GIVEN REQUEST: Continue the text on the private pilot licence from the point where it stops.

READING PASSAGE:
>>

A private pilot licence (PPL) or, in the United States, a private pilot certificate, is a type of pilot licence that allows the holder to act as pilot in command of an aircraft privately (not for remuneration). The licence requirements are determined by the International Civil Aviation Organisation (ICAO), but implementation varies widely from country to country. According to the ICAO, it is obtained by successfully completing a course with at least 40 hours (45 in Europe) of flight time, passing a written exam, completing a solo cross-country flight (minimum cumulative solo flight time is 10 hours), and successfully demonstrating flying skills to an examiner during a flight test (including an oral exam). In the United States, pilots can be trained under Part 141 of Title 14 of the Code of Federal Regulations, which allows them to apply for their certificate after as few as 35 hours. However, most pilots require 60–70 hours of flight time to complete their training. The minimum age for a student pilot certificate is 14 for balloons and gliders and 16 for powered flight (airplanes, helicopters, and gyroplanes). The minimum age for a private pilot certificate is 16 for balloons and gliders, and 17 for powered flight (airplanes, helicopters, and gyroplanes). Pilots can begin training at any age and can solo balloons and gliders from age 14 and powered aircraft from age 16.

Issuing authorities 
A PPL may be issued by the civil aviation authority in many countries such as the FAA for US certification, the CASA for Australian certification, or Transport Canada for Canadian certification. In Europe, civil aviation authorities issue a licence based on common EASA regulations. Each organization has slightly different requirements.

<<

EXTRACTED INFORMATION:
>>

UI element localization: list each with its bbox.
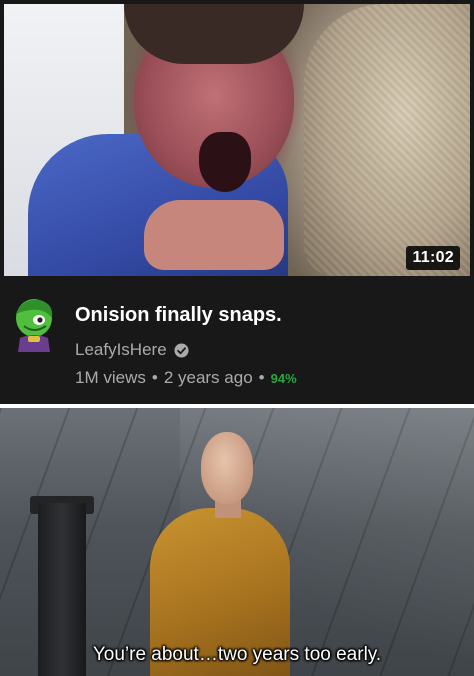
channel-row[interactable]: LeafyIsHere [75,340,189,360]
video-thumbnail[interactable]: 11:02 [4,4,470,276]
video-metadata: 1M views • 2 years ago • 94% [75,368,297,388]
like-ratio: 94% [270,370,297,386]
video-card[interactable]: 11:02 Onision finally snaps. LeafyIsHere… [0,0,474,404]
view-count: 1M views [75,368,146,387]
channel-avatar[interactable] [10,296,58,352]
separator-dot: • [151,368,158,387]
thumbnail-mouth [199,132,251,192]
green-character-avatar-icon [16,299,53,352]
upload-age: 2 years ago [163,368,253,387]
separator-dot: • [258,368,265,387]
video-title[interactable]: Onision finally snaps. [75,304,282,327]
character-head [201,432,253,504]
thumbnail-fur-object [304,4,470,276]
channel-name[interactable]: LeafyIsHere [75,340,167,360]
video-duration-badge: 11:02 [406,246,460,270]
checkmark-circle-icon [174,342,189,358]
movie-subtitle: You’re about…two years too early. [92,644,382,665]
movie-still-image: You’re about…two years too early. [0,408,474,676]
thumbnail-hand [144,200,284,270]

<<

WRITTEN RESPONSE:
Categories and classes 

Different types of private licences are issued for the major categories of aircraft. It is possible to obtain a category rating to pilot a glider, rotorcraft, or lighter-than-air machine without ever flying a fixed-wing aircraft.  Some category/class ratings may include limitations placed on the certificate. For example, a lighter-than-air pilot with a balloon class rating will have the limitation "limited to hot air balloons with airborne heater" or "limited to gas balloons" unless he has logged the appropriate flight training in the other type of balloon and received a logbook endorsement which can then be inspected by the civil aviation authority when required.   Similarly, a pilot trained in multi-engine aircraft with tandem engines, such as the Cessna Skymaster, will receive a multi-engine land class rating with a "Centerline thrust only" endorsement.  This limitation will be removed upon meeting the standards for piloting an aircraft with engines on each wing. Other limitations may occasionally be issued, however these are not commonly encountered.

The structure of aircraft categories and further subdivision into classes are as follows:
 Airplane
 Single-engine land
 Single-engine sea
 Multi-engine land
 Multi-engine sea
 Rotorcraft
 Helicopter
 Gyroplane
 Glider
 Lighter-than-air
 Airship
 Balloon
 Powered-lift
 Powered parachute
 Powered parachute land
 Powered parachute sea
 Weight-shift-control
 Weight-shift-control land
 Weight-shift-control sea

Ratings 
A licence will contain a number of sub-qualifications or ratings. These specify in more detail the actual privileges of the licence, including the types of aircraft that can be flown, whether flight under instrument flight rules and at night is allowed, and whether instructing and examining of trainee pilots is authorized.  Ratings include Single and/or Multi-Engine Aircraft, Land or Seaplane, each of which require a checkride with an approved examiner.

Additional endorsements 
In addition, a number of endorsements are available for specific skills (additional requirements apply). Endorsements only require instruction and a Flight Instructor's endorsement, they do not require any flight test with an FAA representative and are placed in the pilot's logbook, not on the licence itself.

Sec. 61.31 Federal Aviation Regulations endorsements required to act as pilot-in-command (PIC) are:
 Tailwheel (pilots who have logged pilot-in-command time on tailwheel aircraft prior to 15 April 1991 are exempt from this requirement) – Tailwheel endorsement not applicable in Canada
 Complex airplane (aircraft with a variable-pitch propeller, flaps, and retractable landing gear)
 High-performance (more than 200 horsepower per engine)
 Pressurized aircraft endorsement for aircraft that have a service ceiling or maximum operating altitude, whichever is lower, above 25,000 feet MSL (mean sea level). 
 Night vision goggle operations
Other aircraft operations for which the FAA does not require an endorsement that typically require additional training are glider towing and aerobatics. The FAA also does not require an endorsement for some commercial activities like banner towing. Aerial application (crop seeding, spraying and dusting), whether conducted by a commercial certificate holder operating for hire or by a private pilot treating a crop in which he is the owner of a substantial share, requires an Authorization under Part 137 of the Federal Aviation Regulations.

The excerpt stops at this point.